Extracted records:
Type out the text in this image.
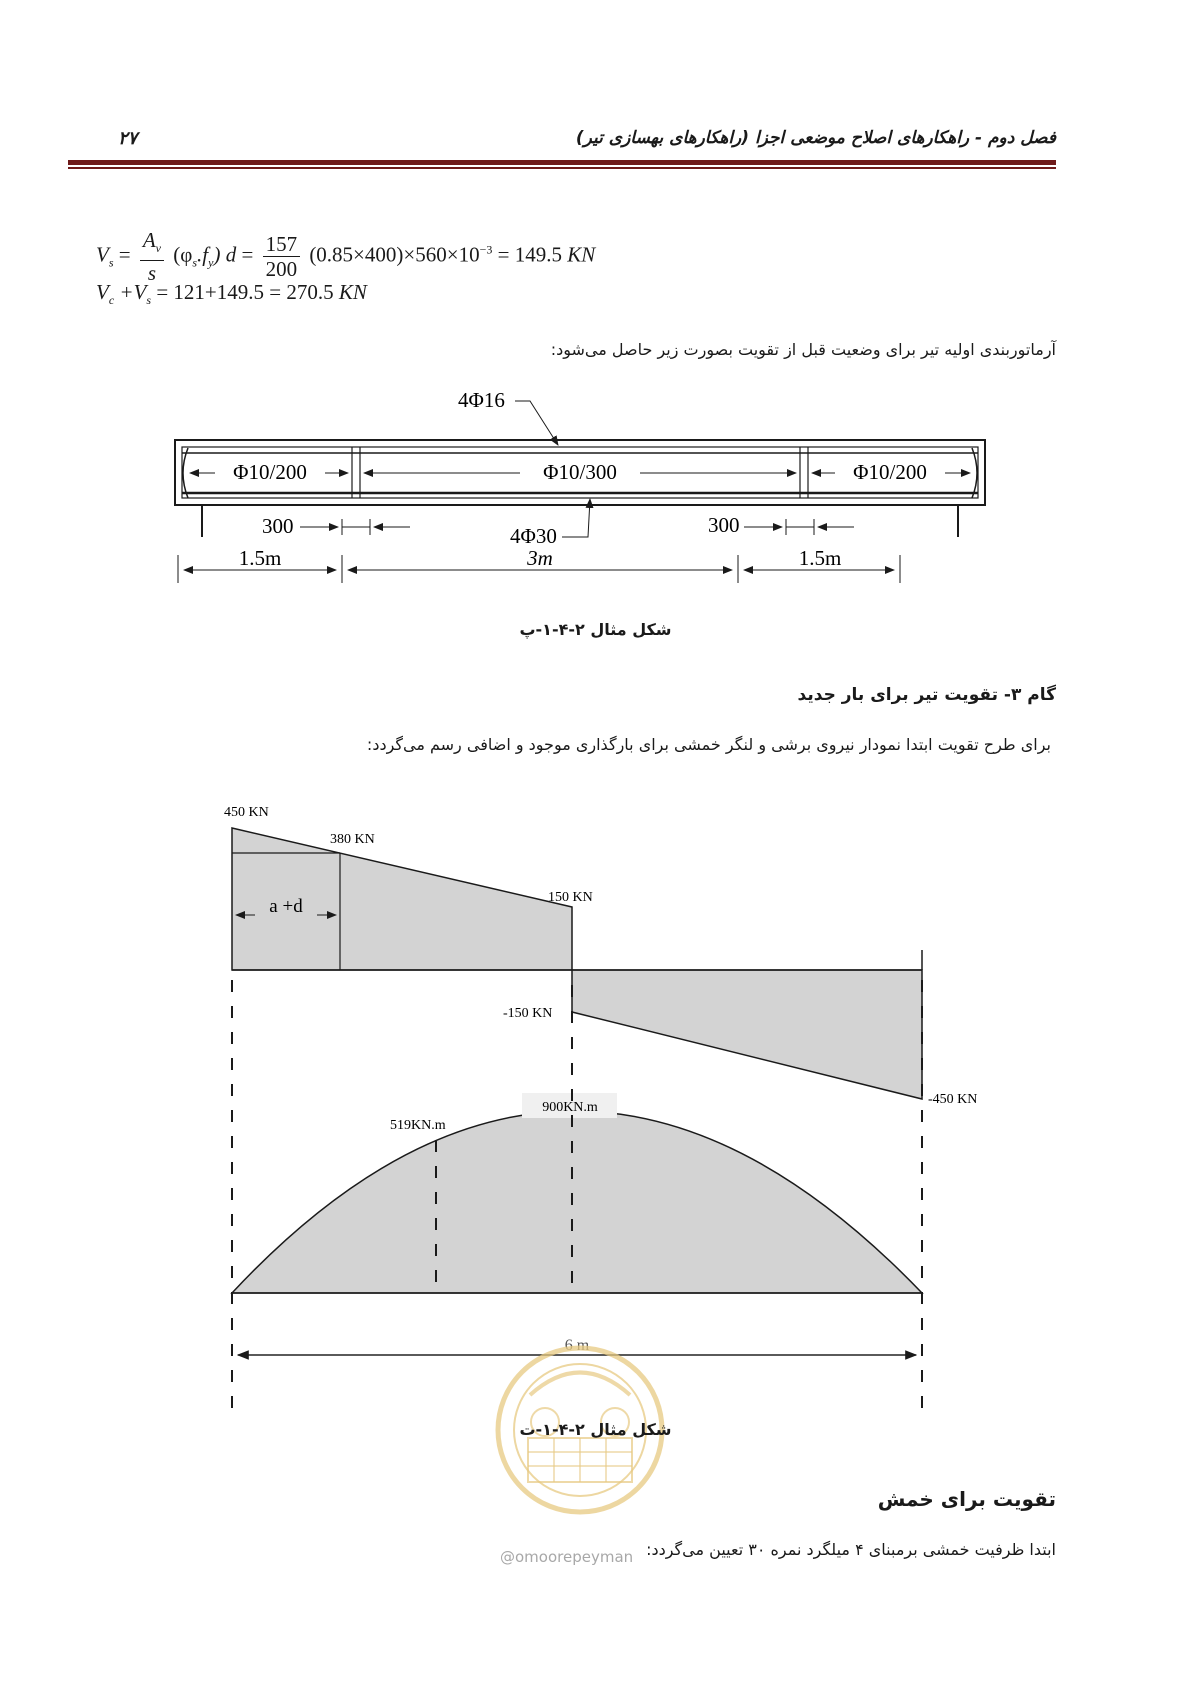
فصل دوم - راهکارهای اصلاح موضعی اجزا (راهکارهای بهسازی تیر)
۲۷
$V_s = \frac{A_v}{s} (\varphi_s.f_y) d = \frac{157}{200} (0.85\times 400)\times 560\times 10^{-3} = 149.5$ KN
$V_c +V_s = 121+149.5 = 270.5$ KN
آرماتوربندی اولیه تیر برای وضعیت قبل از تقویت بصورت زیر حاصل می‌شود:
Φ10/200	Φ10/300	Φ10/200
4Φ16
300	300
4Φ30
1.5m	3m	1.5m
شکل مثال ۲-۴-۱-پ
گام ۳- تقویت تیر برای بار جدید
برای طرح تقویت ابتدا نمودار نیروی برشی و لنگر خمشی برای بارگذاری موجود و اضافی رسم می‌گردد:
a +d
450 KN
380 KN
150 KN
-150 KN
-450 KN
900KN.m
519KN.m
6 m
شکل مثال ۲-۴-۱-ت
تقویت برای خمش
ابتدا ظرفیت خمشی برمبنای ۴ میلگرد نمره ۳۰ تعیین می‌گردد:
@omoorepeyman
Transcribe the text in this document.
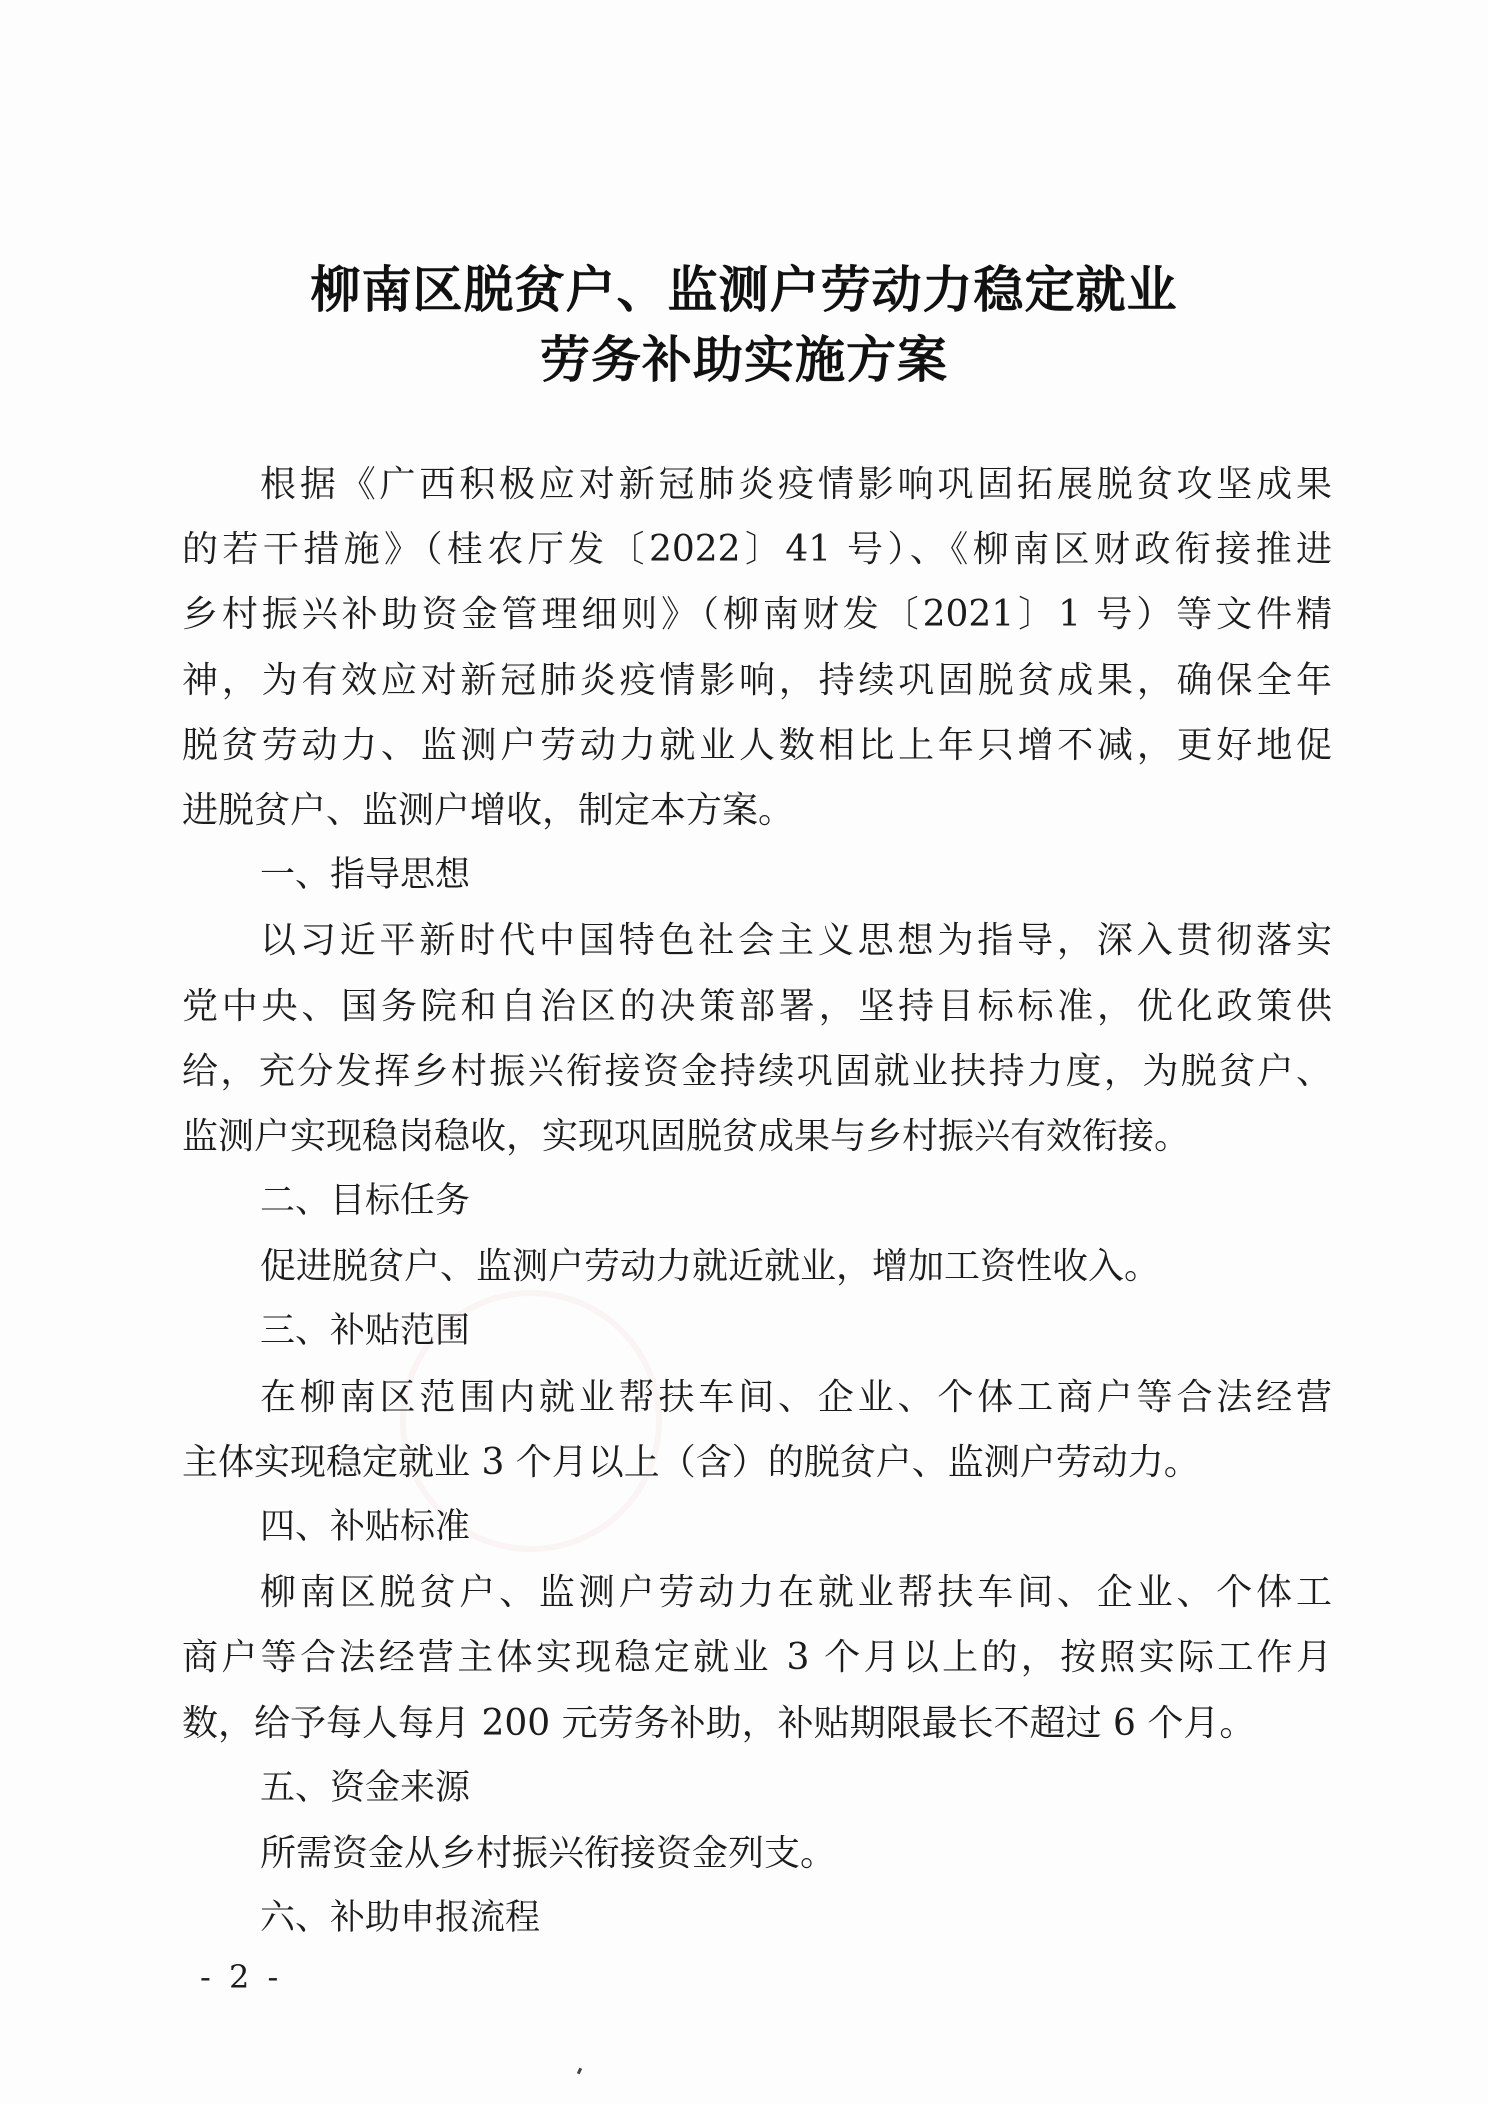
柳南区脱贫户、监测户劳动力稳定就业
劳务补助实施方案
根据《广西积极应对新冠肺炎疫情影响巩固拓展脱贫攻坚成果
的若干措施》（桂农厅发〔2022〕41 号）、《柳南区财政衔接推进
乡村振兴补助资金管理细则》（柳南财发〔2021〕1 号）等文件精
神，为有效应对新冠肺炎疫情影响，持续巩固脱贫成果，确保全年
脱贫劳动力、监测户劳动力就业人数相比上年只增不减，更好地促
进脱贫户、监测户增收，制定本方案。
一、指导思想
以习近平新时代中国特色社会主义思想为指导，深入贯彻落实
党中央、国务院和自治区的决策部署，坚持目标标准，优化政策供
给，充分发挥乡村振兴衔接资金持续巩固就业扶持力度，为脱贫户、
监测户实现稳岗稳收，实现巩固脱贫成果与乡村振兴有效衔接。
二、目标任务
促进脱贫户、监测户劳动力就近就业，增加工资性收入。
三、补贴范围
在柳南区范围内就业帮扶车间、企业、个体工商户等合法经营
主体实现稳定就业 3 个月以上（含）的脱贫户、监测户劳动力。
四、补贴标准
柳南区脱贫户、监测户劳动力在就业帮扶车间、企业、个体工
商户等合法经营主体实现稳定就业 3 个月以上的，按照实际工作月
数，给予每人每月 200 元劳务补助，补贴期限最长不超过 6 个月。
五、资金来源
所需资金从乡村振兴衔接资金列支。
六、补助申报流程
- 2 -
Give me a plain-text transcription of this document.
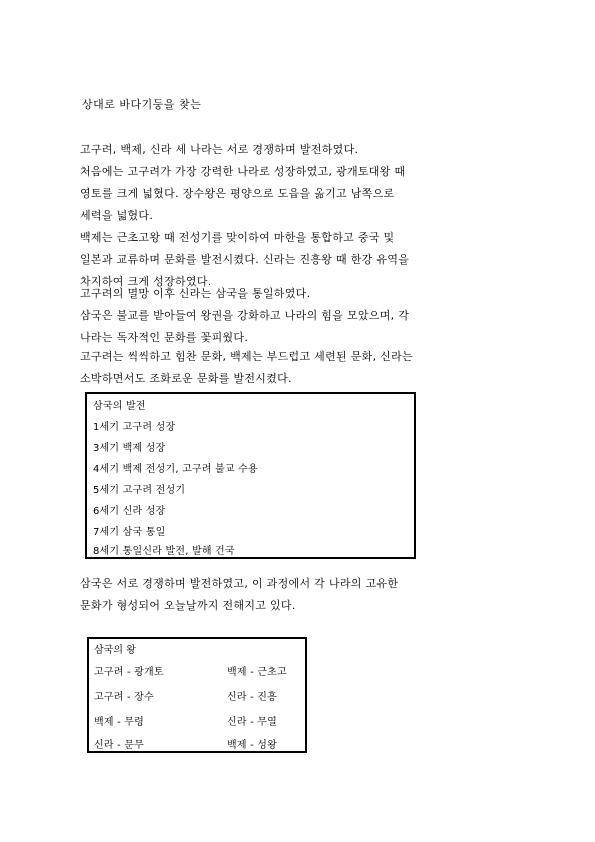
상대로 바다기둥을 찾는
고구려, 백제, 신라 세 나라는 서로 경쟁하며 발전하였다.
처음에는 고구려가 가장 강력한 나라로 성장하였고, 광개토대왕 때
영토를 크게 넓혔다. 장수왕은 평양으로 도읍을 옮기고 남쪽으로
세력을 넓혔다.
백제는 근초고왕 때 전성기를 맞이하여 마한을 통합하고 중국 및
일본과 교류하며 문화를 발전시켰다. 신라는 진흥왕 때 한강 유역을
차지하여 크게 성장하였다.
고구려의 멸망 이후 신라는 삼국을 통일하였다.
삼국은 불교를 받아들여 왕권을 강화하고 나라의 힘을 모았으며, 각
나라는 독자적인 문화를 꽃피웠다.
고구려는 씩씩하고 힘찬 문화, 백제는 부드럽고 세련된 문화, 신라는
소박하면서도 조화로운 문화를 발전시켰다.
삼국의 발전
1세기 고구려 성장
3세기 백제 성장
4세기 백제 전성기, 고구려 불교 수용
5세기 고구려 전성기
6세기 신라 성장
7세기 삼국 통일
8세기 통일신라 발전, 발해 건국
삼국은 서로 경쟁하며 발전하였고, 이 과정에서 각 나라의 고유한
문화가 형성되어 오늘날까지 전해지고 있다.
삼국의 왕
고구려 - 광개토	백제 - 근초고
고구려 - 장수	신라 - 진흥
백제 - 무령	신라 - 무열
신라 - 문무	백제 - 성왕
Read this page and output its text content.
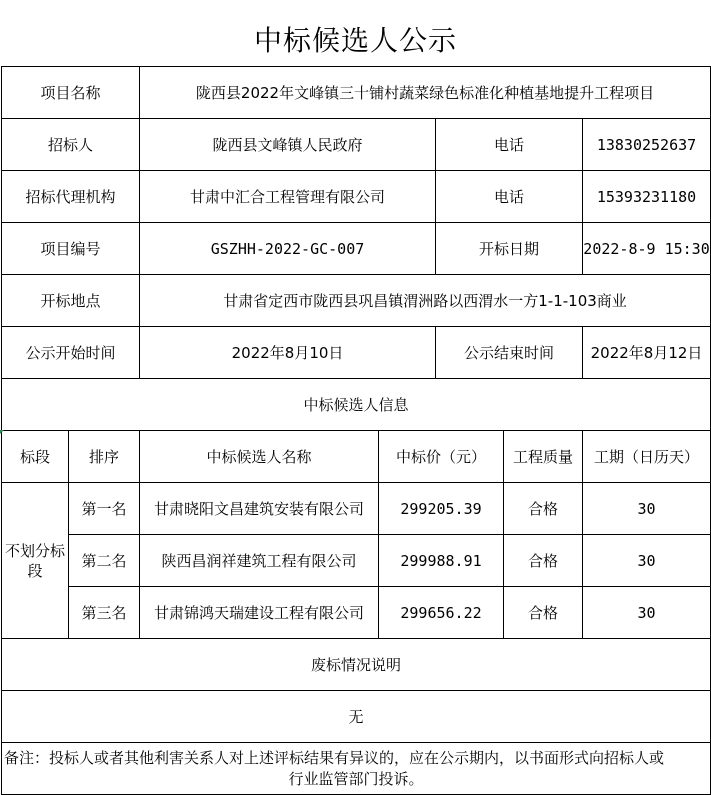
中标候选人公示
项目名称		陇西县2022年文峰镇三十铺村蔬菜绿色标准化种植基地提升工程项目				
招标人		陇西县文峰镇人民政府		电话		13830252637
招标代理机构		甘肃中汇合工程管理有限公司		电话		15393231180
项目编号		GSZHH-2022-GC-007		开标日期		2022-8-9 15:30
开标地点		甘肃省定西市陇西县巩昌镇渭洲路以西渭水一方1-1-103商业				
公示开始时间		2022年8月10日		公示结束时间		2022年8月12日
中标候选人信息						
标段	排序	中标候选人名称	中标价（元）		工程质量	工期（日历天）
不划分标段	第一名	甘肃晓阳文昌建筑安装有限公司	299205.39		合格	30
	第二名	陕西昌润祥建筑工程有限公司	299988.91		合格	30
	第三名	甘肃锦鸿天瑞建设工程有限公司	299656.22		合格	30
废标情况说明						
无						
备注：投标人或者其他利害关系人对上述评标结果有异议的，应在公示期内，以书面形式向招标人或
行业监管部门投诉。						
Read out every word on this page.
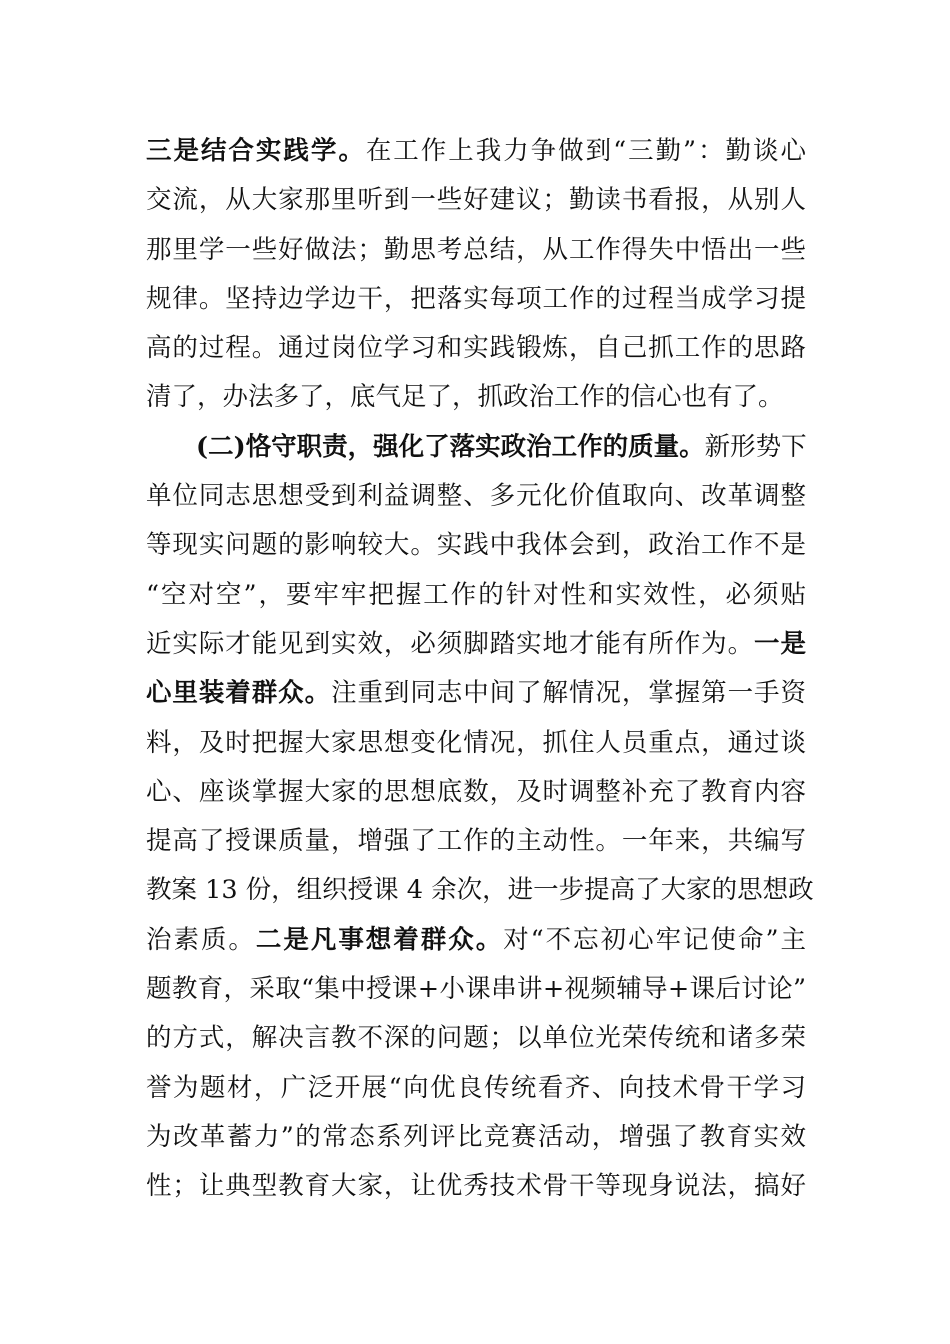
三是结合实践学。在工作上我力争做到“三勤”：勤谈心
交流，从大家那里听到一些好建议；勤读书看报，从别人
那里学一些好做法；勤思考总结，从工作得失中悟出一些
规律。坚持边学边干，把落实每项工作的过程当成学习提
高的过程。通过岗位学习和实践锻炼，自己抓工作的思路
清了，办法多了，底气足了，抓政治工作的信心也有了。
(二)恪守职责，强化了落实政治工作的质量。新形势下
单位同志思想受到利益调整、多元化价值取向、改革调整
等现实问题的影响较大。实践中我体会到，政治工作不是
“空对空”，要牢牢把握工作的针对性和实效性，必须贴
近实际才能见到实效，必须脚踏实地才能有所作为。一是
心里装着群众。注重到同志中间了解情况，掌握第一手资
料，及时把握大家思想变化情况，抓住人员重点，通过谈
心、座谈掌握大家的思想底数，及时调整补充了教育内容
提高了授课质量，增强了工作的主动性。一年来，共编写
教案 13 份，组织授课 4 余次，进一步提高了大家的思想政
治素质。二是凡事想着群众。对“不忘初心牢记使命”主
题教育，采取“集中授课+小课串讲+视频辅导+课后讨论”
的方式，解决言教不深的问题；以单位光荣传统和诸多荣
誉为题材，广泛开展“向优良传统看齐、向技术骨干学习
为改革蓄力”的常态系列评比竞赛活动，增强了教育实效
性；让典型教育大家，让优秀技术骨干等现身说法，搞好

What you will do:
Reproduce verbatim, and only, the lines starting at the one that contains "Read this page and output its text content." and ending with the final line of the records; leave out the pictures.

Exercise solution:
Read this page and output its text content.
中标候选人公示
项目名称		陇西县2022年文峰镇三十铺村蔬菜绿色标准化种植基地提升工程项目				
招标人		陇西县文峰镇人民政府		电话		13830252637
招标代理机构		甘肃中汇合工程管理有限公司		电话		15393231180
项目编号		GSZHH-2022-GC-007		开标日期		2022-8-9 15:30
开标地点		甘肃省定西市陇西县巩昌镇渭洲路以西渭水一方1-1-103商业				
公示开始时间		2022年8月10日		公示结束时间		2022年8月12日
中标候选人信息						
标段	排序	中标候选人名称	中标价（元）		工程质量	工期（日历天）
不划分标段	第一名	甘肃晓阳文昌建筑安装有限公司	299205.39		合格	30
	第二名	陕西昌润祥建筑工程有限公司	299988.91		合格	30
	第三名	甘肃锦鸿天瑞建设工程有限公司	299656.22		合格	30
废标情况说明						
无						
备注：投标人或者其他利害关系人对上述评标结果有异议的，应在公示期内，以书面形式向招标人或
行业监管部门投诉。						
Read out every word on this page.
三是结合实践学。在工作上我力争做到“三勤”：勤谈心
交流，从大家那里听到一些好建议；勤读书看报，从别人
那里学一些好做法；勤思考总结，从工作得失中悟出一些
规律。坚持边学边干，把落实每项工作的过程当成学习提
高的过程。通过岗位学习和实践锻炼，自己抓工作的思路
清了，办法多了，底气足了，抓政治工作的信心也有了。
(二)恪守职责，强化了落实政治工作的质量。新形势下
单位同志思想受到利益调整、多元化价值取向、改革调整
等现实问题的影响较大。实践中我体会到，政治工作不是
“空对空”，要牢牢把握工作的针对性和实效性，必须贴
近实际才能见到实效，必须脚踏实地才能有所作为。一是
心里装着群众。注重到同志中间了解情况，掌握第一手资
料，及时把握大家思想变化情况，抓住人员重点，通过谈
心、座谈掌握大家的思想底数，及时调整补充了教育内容
提高了授课质量，增强了工作的主动性。一年来，共编写
教案 13 份，组织授课 4 余次，进一步提高了大家的思想政
治素质。二是凡事想着群众。对“不忘初心牢记使命”主
题教育，采取“集中授课+小课串讲+视频辅导+课后讨论”
的方式，解决言教不深的问题；以单位光荣传统和诸多荣
誉为题材，广泛开展“向优良传统看齐、向技术骨干学习
为改革蓄力”的常态系列评比竞赛活动，增强了教育实效
性；让典型教育大家，让优秀技术骨干等现身说法，搞好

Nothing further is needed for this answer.